Start

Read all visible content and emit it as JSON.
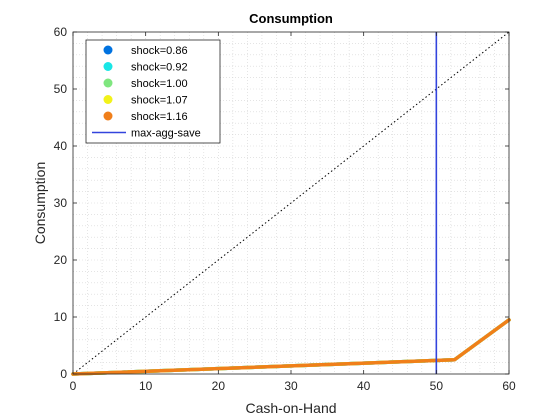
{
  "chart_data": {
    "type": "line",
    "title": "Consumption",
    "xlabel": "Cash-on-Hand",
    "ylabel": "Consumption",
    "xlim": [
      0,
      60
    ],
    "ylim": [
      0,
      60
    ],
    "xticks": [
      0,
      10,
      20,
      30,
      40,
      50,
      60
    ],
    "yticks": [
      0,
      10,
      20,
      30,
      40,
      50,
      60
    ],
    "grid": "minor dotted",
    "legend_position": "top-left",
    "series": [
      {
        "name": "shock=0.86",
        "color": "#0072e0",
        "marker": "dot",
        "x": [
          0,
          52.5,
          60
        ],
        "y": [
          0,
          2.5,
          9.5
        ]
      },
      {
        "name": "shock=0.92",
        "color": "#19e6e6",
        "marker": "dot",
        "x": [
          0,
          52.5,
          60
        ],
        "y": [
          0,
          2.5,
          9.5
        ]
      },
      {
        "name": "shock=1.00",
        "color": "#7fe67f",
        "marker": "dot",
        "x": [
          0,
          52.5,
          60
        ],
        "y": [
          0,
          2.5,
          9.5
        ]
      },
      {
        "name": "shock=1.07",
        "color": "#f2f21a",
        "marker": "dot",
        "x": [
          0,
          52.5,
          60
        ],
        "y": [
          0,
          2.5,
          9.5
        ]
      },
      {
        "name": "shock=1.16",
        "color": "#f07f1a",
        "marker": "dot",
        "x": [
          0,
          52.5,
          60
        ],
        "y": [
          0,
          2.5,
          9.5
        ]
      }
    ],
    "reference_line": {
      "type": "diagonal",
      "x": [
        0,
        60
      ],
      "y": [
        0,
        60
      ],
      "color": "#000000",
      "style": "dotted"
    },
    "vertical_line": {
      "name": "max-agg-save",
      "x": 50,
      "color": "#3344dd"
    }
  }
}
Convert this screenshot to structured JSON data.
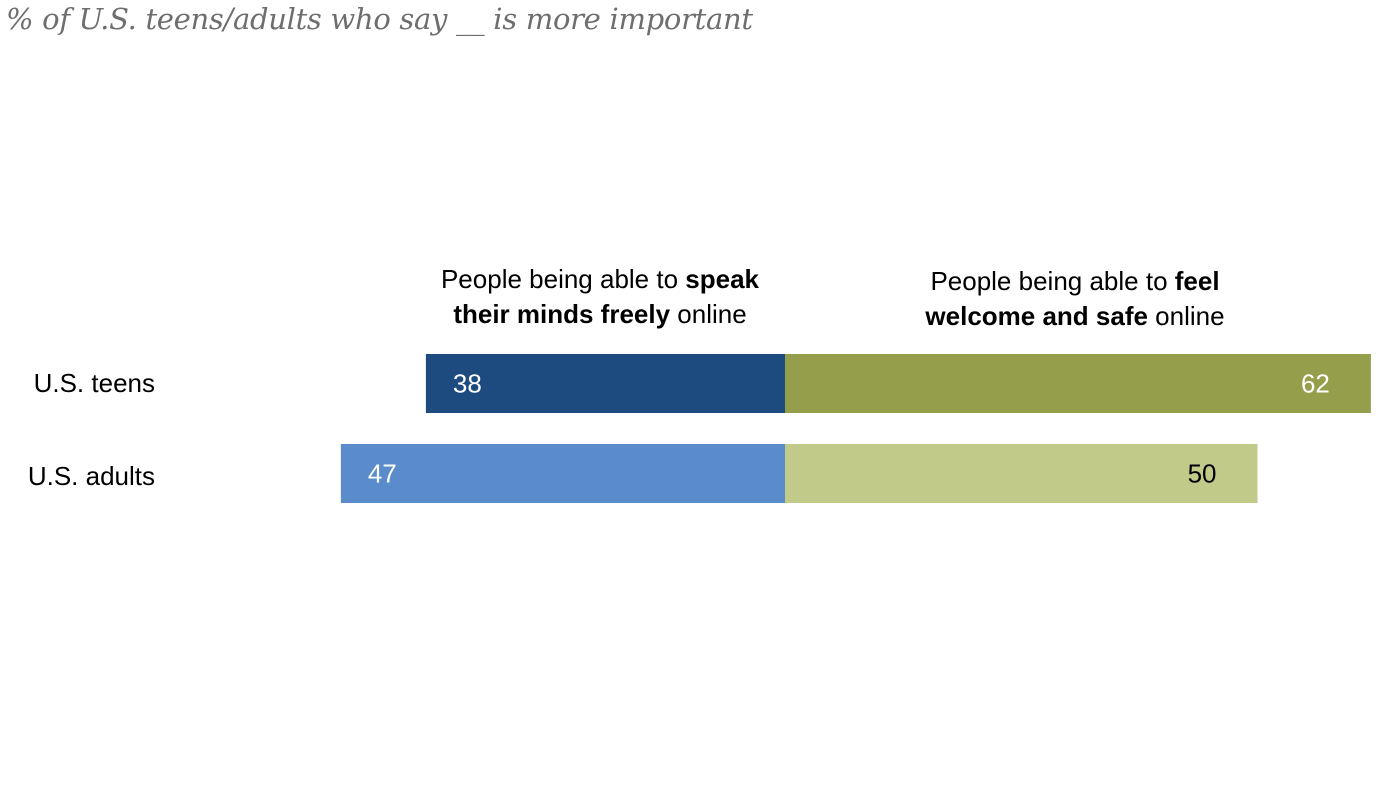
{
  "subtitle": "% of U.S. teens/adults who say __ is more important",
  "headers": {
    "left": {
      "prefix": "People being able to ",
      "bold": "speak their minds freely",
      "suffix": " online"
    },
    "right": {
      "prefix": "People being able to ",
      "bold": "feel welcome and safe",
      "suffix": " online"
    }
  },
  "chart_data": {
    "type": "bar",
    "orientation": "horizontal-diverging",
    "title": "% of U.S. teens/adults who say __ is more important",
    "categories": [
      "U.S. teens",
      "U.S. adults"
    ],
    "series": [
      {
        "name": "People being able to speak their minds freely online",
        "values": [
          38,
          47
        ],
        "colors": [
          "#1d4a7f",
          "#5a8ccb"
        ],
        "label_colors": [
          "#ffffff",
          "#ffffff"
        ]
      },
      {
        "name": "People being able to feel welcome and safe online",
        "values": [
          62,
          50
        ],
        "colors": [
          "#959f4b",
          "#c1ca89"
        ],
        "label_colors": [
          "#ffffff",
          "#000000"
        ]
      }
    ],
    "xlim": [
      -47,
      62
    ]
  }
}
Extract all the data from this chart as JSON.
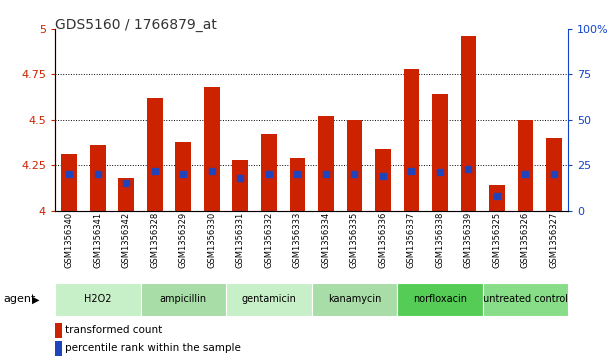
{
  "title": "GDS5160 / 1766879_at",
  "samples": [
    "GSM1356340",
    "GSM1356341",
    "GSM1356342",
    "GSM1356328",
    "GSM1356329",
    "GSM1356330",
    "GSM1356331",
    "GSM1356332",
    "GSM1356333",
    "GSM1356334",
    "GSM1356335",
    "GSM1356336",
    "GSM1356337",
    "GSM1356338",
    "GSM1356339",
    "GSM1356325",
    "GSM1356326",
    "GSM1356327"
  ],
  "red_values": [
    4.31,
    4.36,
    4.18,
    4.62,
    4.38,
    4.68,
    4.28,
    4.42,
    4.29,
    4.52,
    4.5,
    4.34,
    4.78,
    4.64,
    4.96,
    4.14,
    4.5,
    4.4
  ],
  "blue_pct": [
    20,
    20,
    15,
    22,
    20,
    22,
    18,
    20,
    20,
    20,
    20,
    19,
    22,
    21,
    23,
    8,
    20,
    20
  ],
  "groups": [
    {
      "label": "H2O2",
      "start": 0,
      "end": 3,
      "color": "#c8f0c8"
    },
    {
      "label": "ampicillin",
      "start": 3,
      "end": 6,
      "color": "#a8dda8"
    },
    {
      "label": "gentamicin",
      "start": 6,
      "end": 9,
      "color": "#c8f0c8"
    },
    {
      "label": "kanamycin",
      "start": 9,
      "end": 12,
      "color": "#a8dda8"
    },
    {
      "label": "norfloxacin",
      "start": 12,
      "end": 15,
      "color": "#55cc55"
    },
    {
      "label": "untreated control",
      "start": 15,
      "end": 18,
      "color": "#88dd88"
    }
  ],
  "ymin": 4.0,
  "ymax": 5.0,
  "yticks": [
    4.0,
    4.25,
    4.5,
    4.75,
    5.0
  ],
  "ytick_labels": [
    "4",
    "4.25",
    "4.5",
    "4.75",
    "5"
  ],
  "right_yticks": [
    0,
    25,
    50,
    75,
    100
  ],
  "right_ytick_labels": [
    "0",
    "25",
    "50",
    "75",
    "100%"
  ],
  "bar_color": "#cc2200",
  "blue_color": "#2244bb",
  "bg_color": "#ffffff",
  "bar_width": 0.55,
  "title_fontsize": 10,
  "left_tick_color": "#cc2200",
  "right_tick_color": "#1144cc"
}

End

- [Required task]
Omit every picture, then repeat the remaining data exactly as it appears above.

- [Correct answer]
Read all visible content and emit it as JSON.
{
  "chart_data": {
    "type": "line",
    "title": "Consumption",
    "xlabel": "Cash-on-Hand",
    "ylabel": "Consumption",
    "xlim": [
      0,
      60
    ],
    "ylim": [
      0,
      60
    ],
    "xticks": [
      0,
      10,
      20,
      30,
      40,
      50,
      60
    ],
    "yticks": [
      0,
      10,
      20,
      30,
      40,
      50,
      60
    ],
    "grid": "minor dotted",
    "legend_position": "top-left",
    "series": [
      {
        "name": "shock=0.86",
        "color": "#0072e0",
        "marker": "dot",
        "x": [
          0,
          52.5,
          60
        ],
        "y": [
          0,
          2.5,
          9.5
        ]
      },
      {
        "name": "shock=0.92",
        "color": "#19e6e6",
        "marker": "dot",
        "x": [
          0,
          52.5,
          60
        ],
        "y": [
          0,
          2.5,
          9.5
        ]
      },
      {
        "name": "shock=1.00",
        "color": "#7fe67f",
        "marker": "dot",
        "x": [
          0,
          52.5,
          60
        ],
        "y": [
          0,
          2.5,
          9.5
        ]
      },
      {
        "name": "shock=1.07",
        "color": "#f2f21a",
        "marker": "dot",
        "x": [
          0,
          52.5,
          60
        ],
        "y": [
          0,
          2.5,
          9.5
        ]
      },
      {
        "name": "shock=1.16",
        "color": "#f07f1a",
        "marker": "dot",
        "x": [
          0,
          52.5,
          60
        ],
        "y": [
          0,
          2.5,
          9.5
        ]
      }
    ],
    "reference_line": {
      "type": "diagonal",
      "x": [
        0,
        60
      ],
      "y": [
        0,
        60
      ],
      "color": "#000000",
      "style": "dotted"
    },
    "vertical_line": {
      "name": "max-agg-save",
      "x": 50,
      "color": "#3344dd"
    }
  }
}
Convert this screenshot to structured JSON data.
{
  "subtitle": "% of U.S. teens/adults who say __ is more important",
  "headers": {
    "left": {
      "prefix": "People being able to ",
      "bold": "speak their minds freely",
      "suffix": " online"
    },
    "right": {
      "prefix": "People being able to ",
      "bold": "feel welcome and safe",
      "suffix": " online"
    }
  },
  "chart_data": {
    "type": "bar",
    "orientation": "horizontal-diverging",
    "title": "% of U.S. teens/adults who say __ is more important",
    "categories": [
      "U.S. teens",
      "U.S. adults"
    ],
    "series": [
      {
        "name": "People being able to speak their minds freely online",
        "values": [
          38,
          47
        ],
        "colors": [
          "#1d4a7f",
          "#5a8ccb"
        ],
        "label_colors": [
          "#ffffff",
          "#ffffff"
        ]
      },
      {
        "name": "People being able to feel welcome and safe online",
        "values": [
          62,
          50
        ],
        "colors": [
          "#959f4b",
          "#c1ca89"
        ],
        "label_colors": [
          "#ffffff",
          "#000000"
        ]
      }
    ],
    "xlim": [
      -47,
      62
    ]
  }
}
Extract all the data from this chart as JSON.
{
  "title": "GDS5160 / 1766879_at",
  "samples": [
    "GSM1356340",
    "GSM1356341",
    "GSM1356342",
    "GSM1356328",
    "GSM1356329",
    "GSM1356330",
    "GSM1356331",
    "GSM1356332",
    "GSM1356333",
    "GSM1356334",
    "GSM1356335",
    "GSM1356336",
    "GSM1356337",
    "GSM1356338",
    "GSM1356339",
    "GSM1356325",
    "GSM1356326",
    "GSM1356327"
  ],
  "red_values": [
    4.31,
    4.36,
    4.18,
    4.62,
    4.38,
    4.68,
    4.28,
    4.42,
    4.29,
    4.52,
    4.5,
    4.34,
    4.78,
    4.64,
    4.96,
    4.14,
    4.5,
    4.4
  ],
  "blue_pct": [
    20,
    20,
    15,
    22,
    20,
    22,
    18,
    20,
    20,
    20,
    20,
    19,
    22,
    21,
    23,
    8,
    20,
    20
  ],
  "groups": [
    {
      "label": "H2O2",
      "start": 0,
      "end": 3,
      "color": "#c8f0c8"
    },
    {
      "label": "ampicillin",
      "start": 3,
      "end": 6,
      "color": "#a8dda8"
    },
    {
      "label": "gentamicin",
      "start": 6,
      "end": 9,
      "color": "#c8f0c8"
    },
    {
      "label": "kanamycin",
      "start": 9,
      "end": 12,
      "color": "#a8dda8"
    },
    {
      "label": "norfloxacin",
      "start": 12,
      "end": 15,
      "color": "#55cc55"
    },
    {
      "label": "untreated control",
      "start": 15,
      "end": 18,
      "color": "#88dd88"
    }
  ],
  "ymin": 4.0,
  "ymax": 5.0,
  "yticks": [
    4.0,
    4.25,
    4.5,
    4.75,
    5.0
  ],
  "ytick_labels": [
    "4",
    "4.25",
    "4.5",
    "4.75",
    "5"
  ],
  "right_yticks": [
    0,
    25,
    50,
    75,
    100
  ],
  "right_ytick_labels": [
    "0",
    "25",
    "50",
    "75",
    "100%"
  ],
  "bar_color": "#cc2200",
  "blue_color": "#2244bb",
  "bg_color": "#ffffff",
  "bar_width": 0.55,
  "title_fontsize": 10,
  "left_tick_color": "#cc2200",
  "right_tick_color": "#1144cc"
}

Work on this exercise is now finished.